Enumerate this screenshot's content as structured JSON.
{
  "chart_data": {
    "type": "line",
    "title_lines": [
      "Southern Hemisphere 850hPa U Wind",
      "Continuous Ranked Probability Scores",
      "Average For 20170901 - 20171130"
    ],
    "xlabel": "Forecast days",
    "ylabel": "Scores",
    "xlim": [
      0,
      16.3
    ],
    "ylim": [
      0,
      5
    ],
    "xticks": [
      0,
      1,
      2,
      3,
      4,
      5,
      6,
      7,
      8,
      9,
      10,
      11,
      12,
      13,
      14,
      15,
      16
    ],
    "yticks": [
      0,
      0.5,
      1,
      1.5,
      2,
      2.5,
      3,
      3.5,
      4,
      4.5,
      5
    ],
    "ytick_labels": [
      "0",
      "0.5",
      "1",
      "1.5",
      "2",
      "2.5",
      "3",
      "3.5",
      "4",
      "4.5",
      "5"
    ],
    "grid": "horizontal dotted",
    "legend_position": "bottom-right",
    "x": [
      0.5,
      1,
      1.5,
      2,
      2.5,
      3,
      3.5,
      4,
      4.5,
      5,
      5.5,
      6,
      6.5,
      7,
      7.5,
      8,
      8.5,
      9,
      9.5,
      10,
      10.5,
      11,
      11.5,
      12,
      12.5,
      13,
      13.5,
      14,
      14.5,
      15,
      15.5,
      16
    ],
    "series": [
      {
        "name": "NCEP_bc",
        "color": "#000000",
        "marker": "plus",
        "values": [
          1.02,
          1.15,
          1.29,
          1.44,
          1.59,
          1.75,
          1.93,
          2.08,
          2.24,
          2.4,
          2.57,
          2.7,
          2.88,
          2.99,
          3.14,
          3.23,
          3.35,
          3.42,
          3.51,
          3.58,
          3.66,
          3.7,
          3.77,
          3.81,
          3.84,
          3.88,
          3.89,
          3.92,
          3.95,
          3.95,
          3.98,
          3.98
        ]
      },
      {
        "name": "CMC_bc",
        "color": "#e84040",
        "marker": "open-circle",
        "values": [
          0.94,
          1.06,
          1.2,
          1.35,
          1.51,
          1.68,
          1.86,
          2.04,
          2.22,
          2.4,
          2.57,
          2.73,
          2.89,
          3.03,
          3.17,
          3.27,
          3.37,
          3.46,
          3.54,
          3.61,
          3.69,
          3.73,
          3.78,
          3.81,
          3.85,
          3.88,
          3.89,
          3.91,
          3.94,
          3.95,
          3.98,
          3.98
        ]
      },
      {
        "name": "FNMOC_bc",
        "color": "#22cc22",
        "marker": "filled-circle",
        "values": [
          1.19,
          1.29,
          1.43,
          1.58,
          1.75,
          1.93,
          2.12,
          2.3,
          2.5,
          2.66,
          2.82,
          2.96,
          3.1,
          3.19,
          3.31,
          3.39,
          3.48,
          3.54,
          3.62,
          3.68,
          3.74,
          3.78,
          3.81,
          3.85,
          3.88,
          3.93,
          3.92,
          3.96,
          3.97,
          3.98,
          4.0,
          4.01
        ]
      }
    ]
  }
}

· · · · ·

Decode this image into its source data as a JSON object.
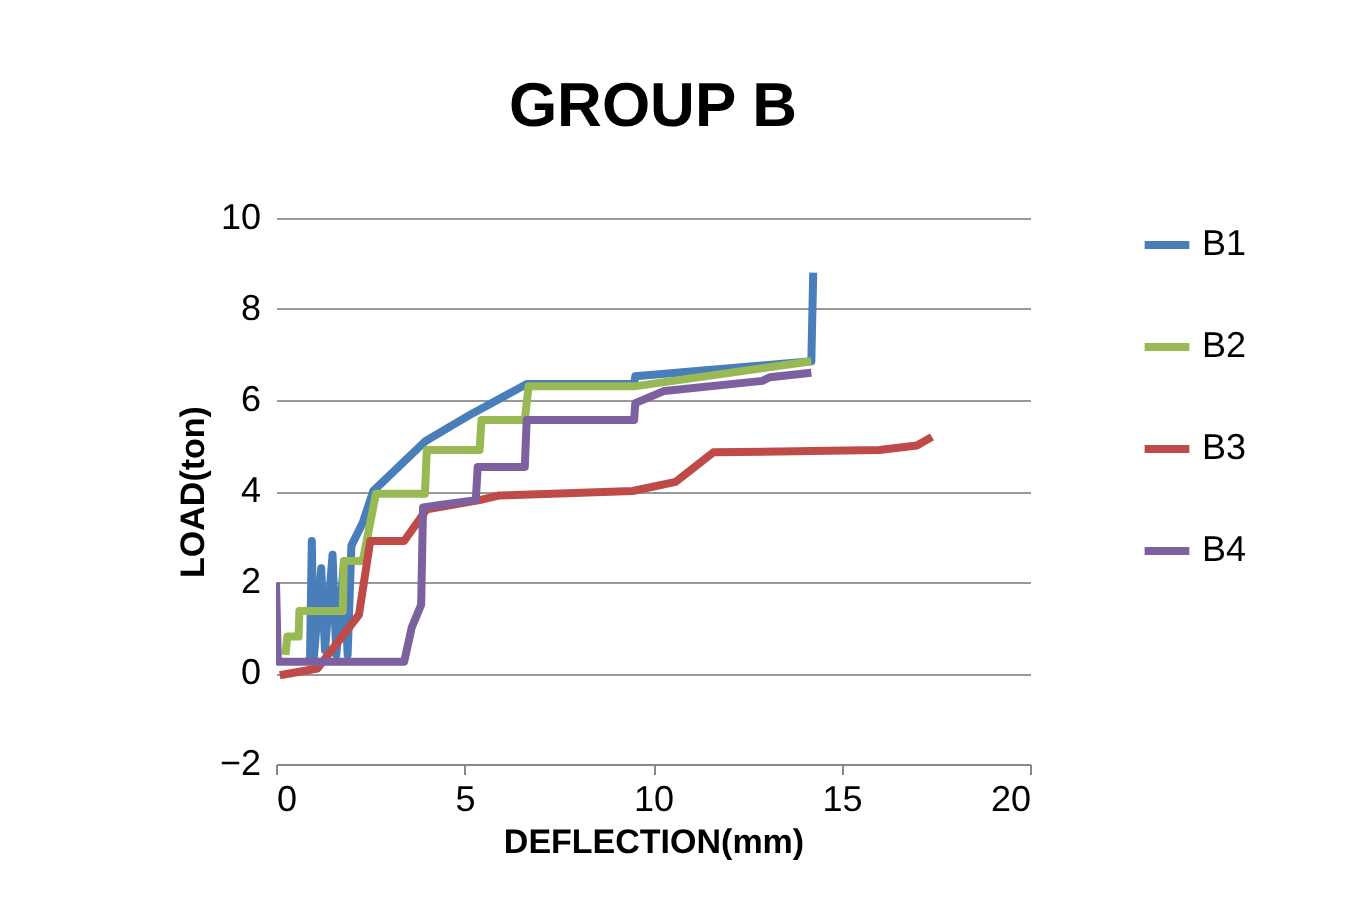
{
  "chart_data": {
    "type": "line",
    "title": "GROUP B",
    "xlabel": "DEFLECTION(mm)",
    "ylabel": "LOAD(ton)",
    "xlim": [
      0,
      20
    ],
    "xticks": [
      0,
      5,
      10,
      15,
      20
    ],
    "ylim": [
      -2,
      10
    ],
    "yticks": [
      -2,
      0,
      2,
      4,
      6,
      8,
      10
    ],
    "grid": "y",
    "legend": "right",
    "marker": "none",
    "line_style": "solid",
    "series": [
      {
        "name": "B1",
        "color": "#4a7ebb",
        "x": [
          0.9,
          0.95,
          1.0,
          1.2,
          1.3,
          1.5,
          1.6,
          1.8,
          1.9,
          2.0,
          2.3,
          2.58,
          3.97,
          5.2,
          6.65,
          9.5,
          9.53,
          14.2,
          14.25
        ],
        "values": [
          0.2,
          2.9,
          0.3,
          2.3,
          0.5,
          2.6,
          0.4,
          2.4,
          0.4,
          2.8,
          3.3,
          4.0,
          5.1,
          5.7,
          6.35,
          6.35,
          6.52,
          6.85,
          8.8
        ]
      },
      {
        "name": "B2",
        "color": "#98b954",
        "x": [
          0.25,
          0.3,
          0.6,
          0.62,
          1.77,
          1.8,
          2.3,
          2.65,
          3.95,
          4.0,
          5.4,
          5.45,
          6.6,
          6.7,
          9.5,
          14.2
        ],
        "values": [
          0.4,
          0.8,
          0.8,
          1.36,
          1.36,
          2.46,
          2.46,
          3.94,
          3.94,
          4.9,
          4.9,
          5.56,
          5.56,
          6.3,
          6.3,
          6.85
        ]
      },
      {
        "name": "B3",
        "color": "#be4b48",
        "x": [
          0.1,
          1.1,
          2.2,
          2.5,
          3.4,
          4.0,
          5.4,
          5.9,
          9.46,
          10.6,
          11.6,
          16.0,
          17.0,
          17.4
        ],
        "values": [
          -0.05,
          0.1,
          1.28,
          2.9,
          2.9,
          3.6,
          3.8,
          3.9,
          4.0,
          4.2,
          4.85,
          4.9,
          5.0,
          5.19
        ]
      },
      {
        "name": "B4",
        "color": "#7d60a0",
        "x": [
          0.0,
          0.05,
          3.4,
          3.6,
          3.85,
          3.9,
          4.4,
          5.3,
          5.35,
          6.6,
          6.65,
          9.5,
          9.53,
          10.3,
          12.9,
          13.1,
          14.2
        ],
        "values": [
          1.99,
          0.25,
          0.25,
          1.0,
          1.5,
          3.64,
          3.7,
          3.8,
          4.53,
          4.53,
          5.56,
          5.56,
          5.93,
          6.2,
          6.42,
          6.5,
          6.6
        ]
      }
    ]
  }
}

· · · · ·

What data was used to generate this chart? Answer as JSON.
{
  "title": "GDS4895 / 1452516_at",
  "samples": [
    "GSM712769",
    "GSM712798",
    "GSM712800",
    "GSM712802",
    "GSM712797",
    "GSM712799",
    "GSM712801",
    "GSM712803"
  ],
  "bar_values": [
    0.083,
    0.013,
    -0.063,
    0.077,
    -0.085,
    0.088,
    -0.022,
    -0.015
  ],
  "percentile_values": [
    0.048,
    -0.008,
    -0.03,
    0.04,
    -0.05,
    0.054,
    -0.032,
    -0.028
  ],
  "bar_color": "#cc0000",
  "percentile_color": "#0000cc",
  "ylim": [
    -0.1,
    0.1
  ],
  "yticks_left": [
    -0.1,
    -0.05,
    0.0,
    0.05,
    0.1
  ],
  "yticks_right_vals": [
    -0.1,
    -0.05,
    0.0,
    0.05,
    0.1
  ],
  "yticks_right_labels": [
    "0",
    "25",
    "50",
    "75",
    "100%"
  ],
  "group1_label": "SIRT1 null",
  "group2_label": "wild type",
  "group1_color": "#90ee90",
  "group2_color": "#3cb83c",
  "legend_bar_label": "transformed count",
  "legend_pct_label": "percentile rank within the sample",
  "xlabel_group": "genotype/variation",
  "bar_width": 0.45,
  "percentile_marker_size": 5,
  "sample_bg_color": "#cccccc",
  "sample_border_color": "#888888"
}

· · · · ·

== STATED GOAL ==
Look above for lines with the word "name" and copy them all.

== CORRECT OUTPUT ==
        "name": "NCEP_bc",
        "name": "CMC_bc",
        "name": "FNMOC_bc",
        "name": "B1",
        "name": "B2",
        "name": "B3",
        "name": "B4",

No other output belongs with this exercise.